[start]

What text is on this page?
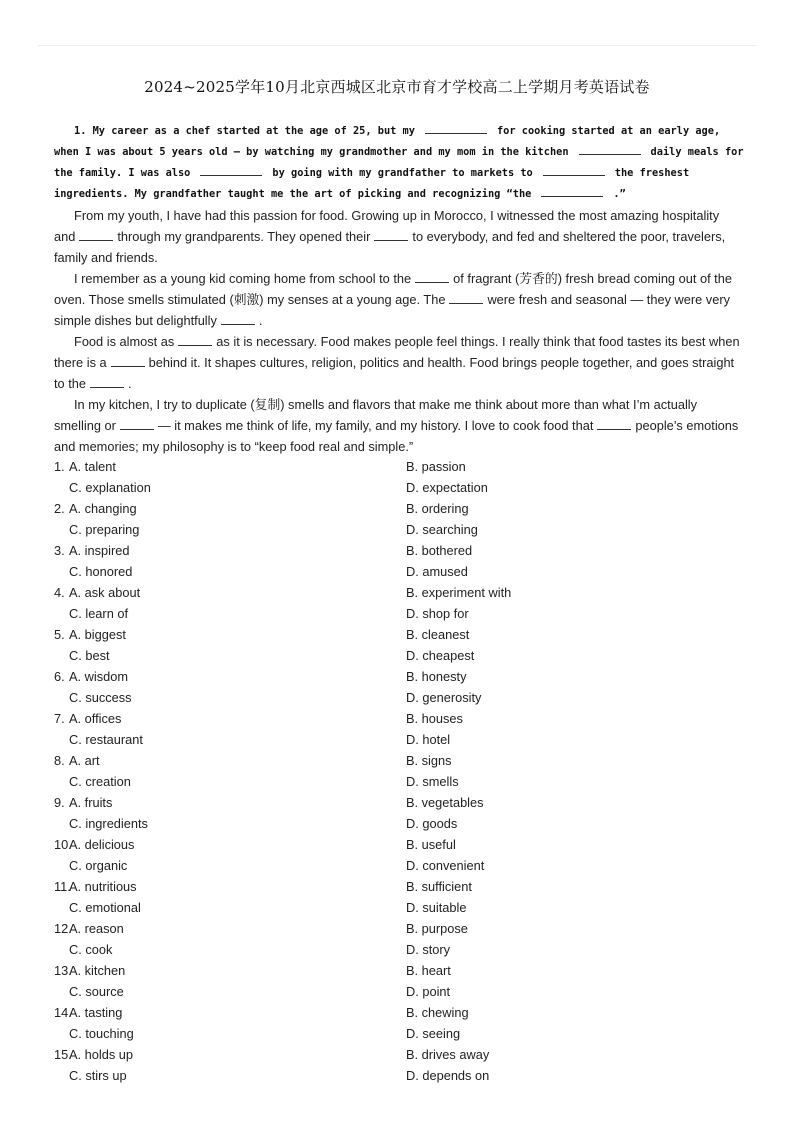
2024~2025学年10月北京西城区北京市育才学校高二上学期月考英语试卷

1. My career as a chef started at the age of 25, but my	for cooking started at an early age, when I was about 5 years old — by watching my grandmother and my mom in the kitchen	daily meals for the family. I was also	by going with my grandfather to markets to	the freshest ingredients. My grandfather taught me the art of picking and recognizing “the	.”

From my youth, I have had this passion for food. Growing up in Morocco, I witnessed the most amazing hospitality and	through my grandparents. They opened their	to everybody, and fed and sheltered the poor, travelers, family and friends.

I remember as a young kid coming home from school to the	of fragrant (芳香的) fresh bread coming out of the oven. Those smells stimulated (刺激) my senses at a young age. The	were fresh and seasonal — they were very simple dishes but delightfully	.

Food is almost as	as it is necessary. Food makes people feel things. I really think that food tastes its best when there is a	behind it. It shapes cultures, religion, politics and health. Food brings people together, and goes straight to the	.

In my kitchen, I try to duplicate (复制) smells and flavors that make me think about more than what I’m actually smelling or	— it makes me think of life, my family, and my history. I love to cook food that	people’s emotions and memories; my philosophy is to “keep food real and simple.”

1. A. talent	B. passion
C. explanation	D. expectation
2. A. changing	B. ordering
C. preparing	D. searching
3. A. inspired	B. bothered
C. honored	D. amused
4. A. ask about	B. experiment with
C. learn of	D. shop for
5. A. biggest	B. cleanest
C. best	D. cheapest
6. A. wisdom	B. honesty
C. success	D. generosity
7. A. offices	B. houses
C. restaurant	D. hotel
8. A. art	B. signs
C. creation	D. smells
9. A. fruits	B. vegetables
C. ingredients	D. goods
10.
A. delicious	B. useful
C. organic	D. convenient
11.
A. nutritious	B. sufficient
C. emotional	D. suitable
12.
A. reason	B. purpose
C. cook	D. story
13.
A. kitchen	B. heart
C. source	D. point
14.
A. tasting	B. chewing
C. touching	D. seeing
15.
A. holds up	B. drives away
C. stirs up	D. depends on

[end]

Problem details: Report how many lines of the records above contain the word "this", and give only that number.

Result of the task: 2